▸ **Exercise description**
Copy each line holding the string "person".

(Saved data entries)
--- --- ---

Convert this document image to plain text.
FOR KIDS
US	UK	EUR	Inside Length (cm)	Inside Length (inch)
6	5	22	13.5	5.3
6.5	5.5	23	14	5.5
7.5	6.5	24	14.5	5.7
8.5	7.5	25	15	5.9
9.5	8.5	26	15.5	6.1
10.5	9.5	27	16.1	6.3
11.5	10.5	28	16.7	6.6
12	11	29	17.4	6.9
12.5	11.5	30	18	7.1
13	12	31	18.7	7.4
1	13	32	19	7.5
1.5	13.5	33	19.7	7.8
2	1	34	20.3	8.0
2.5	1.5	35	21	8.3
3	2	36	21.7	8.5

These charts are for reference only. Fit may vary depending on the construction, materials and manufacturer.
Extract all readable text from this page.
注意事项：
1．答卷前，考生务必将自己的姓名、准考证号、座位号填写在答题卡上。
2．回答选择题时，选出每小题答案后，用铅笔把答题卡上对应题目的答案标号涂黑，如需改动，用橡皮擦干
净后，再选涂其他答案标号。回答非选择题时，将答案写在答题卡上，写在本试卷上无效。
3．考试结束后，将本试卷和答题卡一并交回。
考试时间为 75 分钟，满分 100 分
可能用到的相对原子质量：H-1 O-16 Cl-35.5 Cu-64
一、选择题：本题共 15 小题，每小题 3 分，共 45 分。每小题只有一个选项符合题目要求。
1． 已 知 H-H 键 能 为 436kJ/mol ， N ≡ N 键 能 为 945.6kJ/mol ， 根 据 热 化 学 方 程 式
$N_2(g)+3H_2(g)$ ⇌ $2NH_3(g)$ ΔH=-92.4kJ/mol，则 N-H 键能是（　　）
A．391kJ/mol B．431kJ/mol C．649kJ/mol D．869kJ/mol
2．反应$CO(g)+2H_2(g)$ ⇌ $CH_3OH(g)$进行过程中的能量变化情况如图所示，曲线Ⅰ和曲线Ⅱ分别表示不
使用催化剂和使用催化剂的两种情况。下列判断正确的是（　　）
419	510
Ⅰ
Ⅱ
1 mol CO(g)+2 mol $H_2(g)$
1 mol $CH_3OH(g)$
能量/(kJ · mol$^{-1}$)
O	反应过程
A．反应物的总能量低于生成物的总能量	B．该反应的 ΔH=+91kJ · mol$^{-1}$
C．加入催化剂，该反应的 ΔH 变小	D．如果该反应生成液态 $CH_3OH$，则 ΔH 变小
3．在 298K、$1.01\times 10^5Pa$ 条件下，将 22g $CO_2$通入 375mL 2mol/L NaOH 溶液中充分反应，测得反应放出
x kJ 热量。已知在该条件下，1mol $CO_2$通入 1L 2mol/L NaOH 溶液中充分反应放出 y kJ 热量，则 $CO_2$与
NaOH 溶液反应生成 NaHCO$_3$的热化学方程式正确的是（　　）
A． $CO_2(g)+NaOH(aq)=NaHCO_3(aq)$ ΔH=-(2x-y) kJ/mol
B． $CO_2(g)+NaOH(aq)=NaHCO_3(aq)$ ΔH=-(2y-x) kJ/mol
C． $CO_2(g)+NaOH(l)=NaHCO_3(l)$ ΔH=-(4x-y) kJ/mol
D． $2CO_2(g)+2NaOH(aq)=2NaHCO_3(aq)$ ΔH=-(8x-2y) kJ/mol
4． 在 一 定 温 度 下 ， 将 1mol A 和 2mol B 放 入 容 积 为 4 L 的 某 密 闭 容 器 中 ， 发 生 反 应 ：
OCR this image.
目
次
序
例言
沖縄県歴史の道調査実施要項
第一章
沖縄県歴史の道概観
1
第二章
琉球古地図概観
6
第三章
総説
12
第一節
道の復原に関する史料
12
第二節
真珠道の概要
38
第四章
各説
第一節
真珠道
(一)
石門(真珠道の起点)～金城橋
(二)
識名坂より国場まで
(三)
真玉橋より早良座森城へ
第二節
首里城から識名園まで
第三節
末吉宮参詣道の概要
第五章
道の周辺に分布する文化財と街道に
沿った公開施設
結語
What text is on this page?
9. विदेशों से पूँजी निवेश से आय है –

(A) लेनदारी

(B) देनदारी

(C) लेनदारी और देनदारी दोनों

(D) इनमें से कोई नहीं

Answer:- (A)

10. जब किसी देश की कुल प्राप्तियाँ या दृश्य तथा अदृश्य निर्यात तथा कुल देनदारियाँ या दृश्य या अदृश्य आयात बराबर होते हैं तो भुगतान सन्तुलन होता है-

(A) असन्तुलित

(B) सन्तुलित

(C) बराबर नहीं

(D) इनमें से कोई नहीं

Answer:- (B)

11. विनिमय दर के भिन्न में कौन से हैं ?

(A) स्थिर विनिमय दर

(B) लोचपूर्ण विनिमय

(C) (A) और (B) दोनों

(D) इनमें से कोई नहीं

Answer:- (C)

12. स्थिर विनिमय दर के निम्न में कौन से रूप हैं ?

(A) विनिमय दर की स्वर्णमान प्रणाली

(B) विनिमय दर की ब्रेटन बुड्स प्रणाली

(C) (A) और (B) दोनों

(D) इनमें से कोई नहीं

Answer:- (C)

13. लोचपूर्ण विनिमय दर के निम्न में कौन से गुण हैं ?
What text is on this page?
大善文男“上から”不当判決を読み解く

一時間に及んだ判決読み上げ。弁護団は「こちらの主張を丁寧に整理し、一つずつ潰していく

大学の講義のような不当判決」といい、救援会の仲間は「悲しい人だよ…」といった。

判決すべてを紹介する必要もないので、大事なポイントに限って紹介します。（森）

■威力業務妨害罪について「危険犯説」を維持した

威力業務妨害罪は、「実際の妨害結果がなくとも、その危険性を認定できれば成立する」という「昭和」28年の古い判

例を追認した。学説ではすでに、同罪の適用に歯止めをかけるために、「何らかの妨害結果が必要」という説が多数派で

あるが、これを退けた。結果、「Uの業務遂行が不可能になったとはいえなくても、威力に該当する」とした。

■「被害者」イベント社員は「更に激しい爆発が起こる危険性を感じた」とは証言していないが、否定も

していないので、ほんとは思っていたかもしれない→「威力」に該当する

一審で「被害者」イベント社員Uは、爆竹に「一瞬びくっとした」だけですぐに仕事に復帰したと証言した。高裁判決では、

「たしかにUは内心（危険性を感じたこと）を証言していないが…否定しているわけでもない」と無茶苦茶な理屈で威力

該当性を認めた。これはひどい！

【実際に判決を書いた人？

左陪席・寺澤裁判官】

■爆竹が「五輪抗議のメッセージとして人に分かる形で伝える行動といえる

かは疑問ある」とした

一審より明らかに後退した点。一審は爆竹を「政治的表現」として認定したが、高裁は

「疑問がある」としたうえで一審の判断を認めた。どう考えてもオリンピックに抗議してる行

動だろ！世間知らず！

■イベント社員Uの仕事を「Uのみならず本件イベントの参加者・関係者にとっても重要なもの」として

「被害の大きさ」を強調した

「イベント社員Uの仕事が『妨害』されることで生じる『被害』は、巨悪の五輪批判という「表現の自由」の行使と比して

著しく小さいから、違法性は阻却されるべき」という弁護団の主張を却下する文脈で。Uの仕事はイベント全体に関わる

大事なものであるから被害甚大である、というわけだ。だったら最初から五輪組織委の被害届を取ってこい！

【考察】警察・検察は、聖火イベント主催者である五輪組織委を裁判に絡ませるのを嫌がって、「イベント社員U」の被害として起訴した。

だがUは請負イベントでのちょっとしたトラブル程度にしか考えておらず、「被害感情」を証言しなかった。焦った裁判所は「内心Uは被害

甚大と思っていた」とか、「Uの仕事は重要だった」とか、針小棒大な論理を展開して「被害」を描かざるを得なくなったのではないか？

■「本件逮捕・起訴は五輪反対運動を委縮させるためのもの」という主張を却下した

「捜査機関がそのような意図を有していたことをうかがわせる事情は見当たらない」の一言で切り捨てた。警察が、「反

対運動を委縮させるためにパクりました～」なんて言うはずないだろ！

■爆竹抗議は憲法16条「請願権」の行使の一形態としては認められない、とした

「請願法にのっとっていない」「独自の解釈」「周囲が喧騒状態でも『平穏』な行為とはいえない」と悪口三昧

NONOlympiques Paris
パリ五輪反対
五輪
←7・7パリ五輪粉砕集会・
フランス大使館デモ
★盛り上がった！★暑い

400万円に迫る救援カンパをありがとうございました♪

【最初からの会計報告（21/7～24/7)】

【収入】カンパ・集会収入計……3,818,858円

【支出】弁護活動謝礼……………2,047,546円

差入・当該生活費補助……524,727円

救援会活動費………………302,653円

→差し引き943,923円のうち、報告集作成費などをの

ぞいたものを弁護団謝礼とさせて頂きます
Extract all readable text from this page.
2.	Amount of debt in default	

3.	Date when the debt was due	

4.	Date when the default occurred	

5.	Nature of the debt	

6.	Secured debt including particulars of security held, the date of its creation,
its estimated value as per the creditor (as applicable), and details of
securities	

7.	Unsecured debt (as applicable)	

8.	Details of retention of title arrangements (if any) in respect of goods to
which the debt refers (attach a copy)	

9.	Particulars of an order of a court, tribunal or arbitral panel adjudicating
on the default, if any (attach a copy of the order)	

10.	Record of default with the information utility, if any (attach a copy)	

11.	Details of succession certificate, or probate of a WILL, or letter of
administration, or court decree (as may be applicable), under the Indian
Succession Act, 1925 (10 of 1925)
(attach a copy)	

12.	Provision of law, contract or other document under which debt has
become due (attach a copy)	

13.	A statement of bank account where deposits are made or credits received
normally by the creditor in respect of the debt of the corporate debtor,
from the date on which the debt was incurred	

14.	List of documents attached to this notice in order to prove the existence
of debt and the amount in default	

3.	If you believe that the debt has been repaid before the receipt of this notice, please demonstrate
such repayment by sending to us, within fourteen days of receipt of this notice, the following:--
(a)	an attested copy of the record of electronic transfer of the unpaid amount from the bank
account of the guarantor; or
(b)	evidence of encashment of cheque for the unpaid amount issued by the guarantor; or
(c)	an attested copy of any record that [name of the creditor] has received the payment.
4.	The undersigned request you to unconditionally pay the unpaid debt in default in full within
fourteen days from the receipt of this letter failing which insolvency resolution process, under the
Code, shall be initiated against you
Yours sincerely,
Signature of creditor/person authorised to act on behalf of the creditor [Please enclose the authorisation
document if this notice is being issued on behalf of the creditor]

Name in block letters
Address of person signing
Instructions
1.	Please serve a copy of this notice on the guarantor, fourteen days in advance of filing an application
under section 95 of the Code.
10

--- --- ---

▸ **Response to the exercise**
Signature of creditor/person authorised to act on behalf of the creditor [Please enclose the authorisation
Address of person signing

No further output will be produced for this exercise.